• [Aim of the exercise] Give the entries again from their start through the line holding "score-mark: ·········6 分 — [832, 174, 918, 194]", inclusive, switching each "solution-line" to "proof-line" and leaving everything else unchanged.

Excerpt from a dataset
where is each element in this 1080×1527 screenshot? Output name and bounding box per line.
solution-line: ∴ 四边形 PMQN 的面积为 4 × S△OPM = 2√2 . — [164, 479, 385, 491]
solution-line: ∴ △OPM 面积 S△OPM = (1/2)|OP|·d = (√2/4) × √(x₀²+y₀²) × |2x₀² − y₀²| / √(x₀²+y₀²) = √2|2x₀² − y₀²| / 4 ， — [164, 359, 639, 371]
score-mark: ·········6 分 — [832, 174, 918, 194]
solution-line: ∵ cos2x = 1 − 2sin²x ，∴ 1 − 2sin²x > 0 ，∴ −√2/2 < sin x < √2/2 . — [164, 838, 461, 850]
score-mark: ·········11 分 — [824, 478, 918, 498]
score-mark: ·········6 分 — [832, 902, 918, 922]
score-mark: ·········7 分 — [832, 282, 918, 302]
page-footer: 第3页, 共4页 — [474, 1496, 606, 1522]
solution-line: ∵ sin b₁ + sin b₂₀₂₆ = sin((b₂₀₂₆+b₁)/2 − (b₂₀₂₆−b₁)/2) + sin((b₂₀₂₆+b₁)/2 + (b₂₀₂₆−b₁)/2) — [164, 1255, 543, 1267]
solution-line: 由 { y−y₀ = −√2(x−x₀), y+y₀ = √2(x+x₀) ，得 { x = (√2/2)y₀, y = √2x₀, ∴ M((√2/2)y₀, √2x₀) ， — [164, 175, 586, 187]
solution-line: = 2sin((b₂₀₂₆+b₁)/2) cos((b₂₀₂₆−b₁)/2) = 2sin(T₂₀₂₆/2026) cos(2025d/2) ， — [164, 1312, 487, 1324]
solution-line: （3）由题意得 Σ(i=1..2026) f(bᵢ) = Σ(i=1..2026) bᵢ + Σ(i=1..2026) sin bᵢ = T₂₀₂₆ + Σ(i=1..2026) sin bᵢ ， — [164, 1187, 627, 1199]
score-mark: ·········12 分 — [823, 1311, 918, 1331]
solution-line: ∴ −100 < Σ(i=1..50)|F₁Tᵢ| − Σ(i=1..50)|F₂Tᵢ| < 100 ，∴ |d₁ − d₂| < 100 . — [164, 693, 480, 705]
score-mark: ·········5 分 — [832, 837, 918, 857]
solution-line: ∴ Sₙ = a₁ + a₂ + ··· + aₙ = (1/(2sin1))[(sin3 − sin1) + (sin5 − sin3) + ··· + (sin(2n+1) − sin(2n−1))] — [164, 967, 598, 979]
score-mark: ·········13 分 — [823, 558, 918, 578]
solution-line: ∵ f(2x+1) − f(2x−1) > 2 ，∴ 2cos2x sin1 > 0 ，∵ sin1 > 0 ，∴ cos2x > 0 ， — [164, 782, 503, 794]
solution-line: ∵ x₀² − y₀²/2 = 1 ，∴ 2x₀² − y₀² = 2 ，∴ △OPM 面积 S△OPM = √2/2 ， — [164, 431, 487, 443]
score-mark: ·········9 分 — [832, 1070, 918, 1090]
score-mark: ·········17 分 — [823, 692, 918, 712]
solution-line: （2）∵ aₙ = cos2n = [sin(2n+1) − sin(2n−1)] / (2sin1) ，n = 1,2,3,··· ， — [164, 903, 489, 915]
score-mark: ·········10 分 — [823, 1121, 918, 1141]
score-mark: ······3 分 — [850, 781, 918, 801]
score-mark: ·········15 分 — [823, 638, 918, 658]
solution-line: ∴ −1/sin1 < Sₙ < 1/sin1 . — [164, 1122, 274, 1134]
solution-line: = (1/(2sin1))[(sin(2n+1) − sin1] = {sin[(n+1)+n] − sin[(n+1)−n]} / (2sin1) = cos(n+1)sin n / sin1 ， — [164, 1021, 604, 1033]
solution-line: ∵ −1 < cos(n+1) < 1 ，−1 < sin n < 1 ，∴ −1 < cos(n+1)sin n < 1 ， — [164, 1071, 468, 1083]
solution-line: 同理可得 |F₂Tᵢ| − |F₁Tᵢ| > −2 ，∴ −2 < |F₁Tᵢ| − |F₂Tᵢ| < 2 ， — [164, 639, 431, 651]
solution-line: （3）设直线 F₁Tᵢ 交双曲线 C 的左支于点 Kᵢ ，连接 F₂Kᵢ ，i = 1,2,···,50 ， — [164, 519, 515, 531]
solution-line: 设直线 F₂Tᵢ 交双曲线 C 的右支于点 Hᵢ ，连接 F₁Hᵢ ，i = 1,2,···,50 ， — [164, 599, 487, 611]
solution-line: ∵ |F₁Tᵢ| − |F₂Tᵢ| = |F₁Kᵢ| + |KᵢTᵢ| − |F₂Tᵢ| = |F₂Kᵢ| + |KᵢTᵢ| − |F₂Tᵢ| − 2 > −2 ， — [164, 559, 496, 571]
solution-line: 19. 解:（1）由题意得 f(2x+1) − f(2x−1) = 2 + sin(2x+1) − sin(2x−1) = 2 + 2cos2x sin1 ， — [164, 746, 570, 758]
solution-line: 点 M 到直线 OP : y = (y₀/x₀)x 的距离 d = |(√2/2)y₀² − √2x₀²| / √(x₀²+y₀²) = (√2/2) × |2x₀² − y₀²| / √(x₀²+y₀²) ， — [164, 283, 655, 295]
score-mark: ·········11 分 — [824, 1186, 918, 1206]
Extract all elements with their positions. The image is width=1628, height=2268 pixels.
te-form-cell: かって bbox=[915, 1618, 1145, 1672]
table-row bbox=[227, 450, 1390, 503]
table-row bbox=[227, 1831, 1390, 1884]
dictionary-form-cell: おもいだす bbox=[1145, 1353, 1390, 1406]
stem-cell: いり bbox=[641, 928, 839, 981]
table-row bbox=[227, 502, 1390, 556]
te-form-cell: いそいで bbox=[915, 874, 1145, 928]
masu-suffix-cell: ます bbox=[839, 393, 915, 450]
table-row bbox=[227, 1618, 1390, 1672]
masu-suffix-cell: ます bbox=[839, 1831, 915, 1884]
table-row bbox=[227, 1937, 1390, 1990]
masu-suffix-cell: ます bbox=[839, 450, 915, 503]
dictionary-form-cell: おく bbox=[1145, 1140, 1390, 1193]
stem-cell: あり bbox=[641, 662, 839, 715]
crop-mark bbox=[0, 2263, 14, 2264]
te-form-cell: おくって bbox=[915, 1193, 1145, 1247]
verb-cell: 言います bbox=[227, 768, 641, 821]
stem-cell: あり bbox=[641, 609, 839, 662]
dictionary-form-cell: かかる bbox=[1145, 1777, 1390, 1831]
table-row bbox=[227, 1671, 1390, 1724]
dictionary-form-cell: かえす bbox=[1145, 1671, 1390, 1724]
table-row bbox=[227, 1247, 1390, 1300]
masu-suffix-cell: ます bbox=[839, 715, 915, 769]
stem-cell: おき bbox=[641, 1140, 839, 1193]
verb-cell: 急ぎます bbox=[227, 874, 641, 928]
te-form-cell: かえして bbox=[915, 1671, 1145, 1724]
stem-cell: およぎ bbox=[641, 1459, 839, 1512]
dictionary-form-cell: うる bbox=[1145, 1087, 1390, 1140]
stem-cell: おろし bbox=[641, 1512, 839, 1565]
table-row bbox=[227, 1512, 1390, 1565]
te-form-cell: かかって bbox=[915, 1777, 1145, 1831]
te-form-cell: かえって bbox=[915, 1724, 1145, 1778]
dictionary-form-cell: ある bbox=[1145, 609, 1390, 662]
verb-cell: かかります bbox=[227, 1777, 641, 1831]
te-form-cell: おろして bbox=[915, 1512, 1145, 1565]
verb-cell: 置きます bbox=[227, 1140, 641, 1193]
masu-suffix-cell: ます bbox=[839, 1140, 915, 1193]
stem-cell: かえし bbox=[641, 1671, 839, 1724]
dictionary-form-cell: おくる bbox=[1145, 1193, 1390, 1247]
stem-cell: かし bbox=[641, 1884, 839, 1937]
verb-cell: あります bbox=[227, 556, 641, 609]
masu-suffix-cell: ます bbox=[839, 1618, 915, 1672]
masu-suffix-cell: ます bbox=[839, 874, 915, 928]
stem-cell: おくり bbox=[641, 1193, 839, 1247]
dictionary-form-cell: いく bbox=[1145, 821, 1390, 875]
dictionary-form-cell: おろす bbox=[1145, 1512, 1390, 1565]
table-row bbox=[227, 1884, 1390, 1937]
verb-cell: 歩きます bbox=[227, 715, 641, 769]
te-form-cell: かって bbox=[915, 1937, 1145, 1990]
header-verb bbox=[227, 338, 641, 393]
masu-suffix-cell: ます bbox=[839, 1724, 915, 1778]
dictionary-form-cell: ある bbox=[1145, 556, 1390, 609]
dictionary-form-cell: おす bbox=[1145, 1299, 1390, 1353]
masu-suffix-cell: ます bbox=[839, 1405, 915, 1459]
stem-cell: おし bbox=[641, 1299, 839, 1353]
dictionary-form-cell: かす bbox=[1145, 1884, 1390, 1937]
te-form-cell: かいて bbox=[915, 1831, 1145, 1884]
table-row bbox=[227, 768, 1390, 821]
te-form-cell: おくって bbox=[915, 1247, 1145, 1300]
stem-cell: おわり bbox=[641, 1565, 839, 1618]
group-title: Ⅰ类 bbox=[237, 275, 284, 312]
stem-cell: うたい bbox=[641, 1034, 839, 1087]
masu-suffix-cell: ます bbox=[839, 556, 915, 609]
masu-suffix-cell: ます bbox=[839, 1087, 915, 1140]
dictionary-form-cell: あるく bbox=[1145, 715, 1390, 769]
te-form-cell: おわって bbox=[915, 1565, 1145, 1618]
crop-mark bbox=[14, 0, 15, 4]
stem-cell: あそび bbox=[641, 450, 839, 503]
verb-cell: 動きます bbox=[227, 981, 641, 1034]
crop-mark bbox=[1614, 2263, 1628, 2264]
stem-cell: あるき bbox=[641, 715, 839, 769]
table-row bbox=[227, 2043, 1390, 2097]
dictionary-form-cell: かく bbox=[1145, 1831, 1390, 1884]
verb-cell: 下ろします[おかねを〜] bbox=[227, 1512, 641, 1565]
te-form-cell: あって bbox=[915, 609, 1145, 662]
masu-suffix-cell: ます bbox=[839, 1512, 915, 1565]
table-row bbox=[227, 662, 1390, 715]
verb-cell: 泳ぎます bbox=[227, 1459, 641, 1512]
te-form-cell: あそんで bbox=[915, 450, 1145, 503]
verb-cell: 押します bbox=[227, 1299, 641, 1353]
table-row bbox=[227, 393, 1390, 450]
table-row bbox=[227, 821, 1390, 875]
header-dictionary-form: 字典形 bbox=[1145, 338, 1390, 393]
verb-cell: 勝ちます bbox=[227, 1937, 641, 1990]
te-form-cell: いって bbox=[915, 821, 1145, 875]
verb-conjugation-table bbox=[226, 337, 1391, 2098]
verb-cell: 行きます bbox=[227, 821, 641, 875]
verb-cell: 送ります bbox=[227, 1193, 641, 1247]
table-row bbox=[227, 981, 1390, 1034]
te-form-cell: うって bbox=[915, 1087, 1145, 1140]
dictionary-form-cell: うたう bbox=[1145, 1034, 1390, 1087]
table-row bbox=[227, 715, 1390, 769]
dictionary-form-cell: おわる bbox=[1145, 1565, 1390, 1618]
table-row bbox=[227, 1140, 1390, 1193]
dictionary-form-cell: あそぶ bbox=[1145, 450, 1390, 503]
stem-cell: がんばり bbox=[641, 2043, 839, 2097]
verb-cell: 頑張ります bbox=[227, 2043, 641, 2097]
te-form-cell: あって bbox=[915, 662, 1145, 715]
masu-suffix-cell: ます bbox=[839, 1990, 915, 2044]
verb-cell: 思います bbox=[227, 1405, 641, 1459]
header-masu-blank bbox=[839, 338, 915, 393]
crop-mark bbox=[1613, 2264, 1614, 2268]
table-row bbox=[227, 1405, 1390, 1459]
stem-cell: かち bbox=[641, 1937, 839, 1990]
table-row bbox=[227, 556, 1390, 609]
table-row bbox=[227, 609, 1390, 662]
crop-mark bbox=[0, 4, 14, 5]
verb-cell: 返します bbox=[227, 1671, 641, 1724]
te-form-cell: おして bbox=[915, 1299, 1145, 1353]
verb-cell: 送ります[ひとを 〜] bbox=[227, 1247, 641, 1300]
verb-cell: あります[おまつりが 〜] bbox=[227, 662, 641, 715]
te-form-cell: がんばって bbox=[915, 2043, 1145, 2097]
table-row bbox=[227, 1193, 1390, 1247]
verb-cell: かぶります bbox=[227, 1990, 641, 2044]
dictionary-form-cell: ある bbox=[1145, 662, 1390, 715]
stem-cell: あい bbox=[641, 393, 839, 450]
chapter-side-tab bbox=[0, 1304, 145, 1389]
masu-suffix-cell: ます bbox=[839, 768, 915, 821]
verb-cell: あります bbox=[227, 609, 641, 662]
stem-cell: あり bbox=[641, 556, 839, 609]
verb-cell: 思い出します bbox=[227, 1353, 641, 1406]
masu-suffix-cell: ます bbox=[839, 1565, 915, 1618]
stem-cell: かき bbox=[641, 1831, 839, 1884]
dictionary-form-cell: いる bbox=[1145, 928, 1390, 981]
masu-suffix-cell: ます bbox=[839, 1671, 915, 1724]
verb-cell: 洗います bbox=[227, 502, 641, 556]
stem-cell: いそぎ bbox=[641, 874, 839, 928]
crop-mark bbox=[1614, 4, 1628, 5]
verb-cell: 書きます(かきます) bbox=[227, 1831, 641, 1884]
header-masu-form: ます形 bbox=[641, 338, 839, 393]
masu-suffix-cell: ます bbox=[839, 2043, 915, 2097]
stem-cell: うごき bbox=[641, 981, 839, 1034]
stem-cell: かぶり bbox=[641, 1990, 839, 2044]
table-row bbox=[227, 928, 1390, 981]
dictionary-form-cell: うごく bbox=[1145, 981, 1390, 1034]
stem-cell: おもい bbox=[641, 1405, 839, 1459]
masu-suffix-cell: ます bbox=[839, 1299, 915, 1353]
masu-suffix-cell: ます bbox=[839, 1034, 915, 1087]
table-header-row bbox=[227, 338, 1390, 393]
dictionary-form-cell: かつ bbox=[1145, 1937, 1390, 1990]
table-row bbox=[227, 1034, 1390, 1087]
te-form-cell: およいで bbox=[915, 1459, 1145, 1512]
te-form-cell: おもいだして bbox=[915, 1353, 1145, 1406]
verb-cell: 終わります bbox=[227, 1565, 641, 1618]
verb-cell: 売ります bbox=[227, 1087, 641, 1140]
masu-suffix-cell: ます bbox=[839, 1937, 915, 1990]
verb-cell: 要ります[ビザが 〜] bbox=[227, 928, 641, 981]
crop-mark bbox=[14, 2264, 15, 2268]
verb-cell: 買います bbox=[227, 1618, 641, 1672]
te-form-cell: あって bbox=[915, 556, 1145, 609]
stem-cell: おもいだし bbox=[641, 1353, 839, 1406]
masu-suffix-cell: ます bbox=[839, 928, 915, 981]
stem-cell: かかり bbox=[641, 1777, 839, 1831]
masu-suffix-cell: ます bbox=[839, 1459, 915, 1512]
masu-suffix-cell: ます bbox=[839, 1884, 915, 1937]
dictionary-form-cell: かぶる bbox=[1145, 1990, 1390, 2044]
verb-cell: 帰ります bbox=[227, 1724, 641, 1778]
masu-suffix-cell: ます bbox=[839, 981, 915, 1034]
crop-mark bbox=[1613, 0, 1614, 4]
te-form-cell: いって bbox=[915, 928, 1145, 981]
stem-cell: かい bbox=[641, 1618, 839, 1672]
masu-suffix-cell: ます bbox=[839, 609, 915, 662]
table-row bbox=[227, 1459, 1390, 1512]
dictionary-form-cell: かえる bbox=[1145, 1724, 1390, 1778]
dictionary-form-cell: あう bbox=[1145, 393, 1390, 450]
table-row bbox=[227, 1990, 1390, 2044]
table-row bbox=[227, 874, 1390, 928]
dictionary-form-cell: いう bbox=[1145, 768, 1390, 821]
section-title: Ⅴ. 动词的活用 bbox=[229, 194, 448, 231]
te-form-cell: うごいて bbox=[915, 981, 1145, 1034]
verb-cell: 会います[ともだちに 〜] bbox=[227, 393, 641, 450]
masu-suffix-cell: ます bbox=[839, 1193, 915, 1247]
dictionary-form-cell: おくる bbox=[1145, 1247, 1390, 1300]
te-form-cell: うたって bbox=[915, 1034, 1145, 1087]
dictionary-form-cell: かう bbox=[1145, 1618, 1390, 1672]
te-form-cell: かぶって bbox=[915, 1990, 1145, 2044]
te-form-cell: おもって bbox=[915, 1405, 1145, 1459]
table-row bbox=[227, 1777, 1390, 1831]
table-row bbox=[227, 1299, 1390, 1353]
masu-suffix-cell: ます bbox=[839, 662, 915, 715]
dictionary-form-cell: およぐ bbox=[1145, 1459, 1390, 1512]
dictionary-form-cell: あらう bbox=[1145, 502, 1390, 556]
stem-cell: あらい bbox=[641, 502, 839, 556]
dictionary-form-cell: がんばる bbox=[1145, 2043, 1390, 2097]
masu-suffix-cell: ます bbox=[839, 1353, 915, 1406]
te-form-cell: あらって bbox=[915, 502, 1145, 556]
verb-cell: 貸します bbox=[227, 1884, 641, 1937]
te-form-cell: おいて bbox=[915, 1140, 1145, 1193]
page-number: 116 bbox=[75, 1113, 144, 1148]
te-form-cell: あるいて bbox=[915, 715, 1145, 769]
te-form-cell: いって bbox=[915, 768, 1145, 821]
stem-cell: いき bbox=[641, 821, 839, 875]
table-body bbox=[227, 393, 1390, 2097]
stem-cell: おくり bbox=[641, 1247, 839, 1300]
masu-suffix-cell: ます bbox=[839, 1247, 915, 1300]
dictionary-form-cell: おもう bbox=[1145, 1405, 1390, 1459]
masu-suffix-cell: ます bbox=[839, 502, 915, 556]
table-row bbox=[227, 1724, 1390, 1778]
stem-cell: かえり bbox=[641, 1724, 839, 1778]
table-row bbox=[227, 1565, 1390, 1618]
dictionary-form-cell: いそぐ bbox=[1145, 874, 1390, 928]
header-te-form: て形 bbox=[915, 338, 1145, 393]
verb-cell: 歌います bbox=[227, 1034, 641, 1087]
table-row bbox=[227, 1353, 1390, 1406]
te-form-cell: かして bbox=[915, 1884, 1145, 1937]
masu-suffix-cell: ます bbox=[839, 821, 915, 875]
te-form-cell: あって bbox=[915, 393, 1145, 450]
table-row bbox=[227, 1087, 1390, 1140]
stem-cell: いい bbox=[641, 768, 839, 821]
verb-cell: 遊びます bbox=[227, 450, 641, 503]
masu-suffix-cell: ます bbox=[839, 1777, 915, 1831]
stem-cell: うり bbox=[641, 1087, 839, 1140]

• [Expected output]
where is each element in this 1080×1527 screenshot? Output name and bounding box per line.
proof-line: ∴ 四边形 PMQN 的面积为 4 × S△OPM = 2√2 . — [164, 479, 385, 491]
proof-line: ∴ △OPM 面积 S△OPM = (1/2)|OP|·d = (√2/4) × √(x₀²+y₀²) × |2x₀² − y₀²| / √(x₀²+y₀²) = √2|2x₀² − y₀²| / 4 ， — [164, 359, 639, 371]
score-mark: ·········6 分 — [832, 174, 918, 194]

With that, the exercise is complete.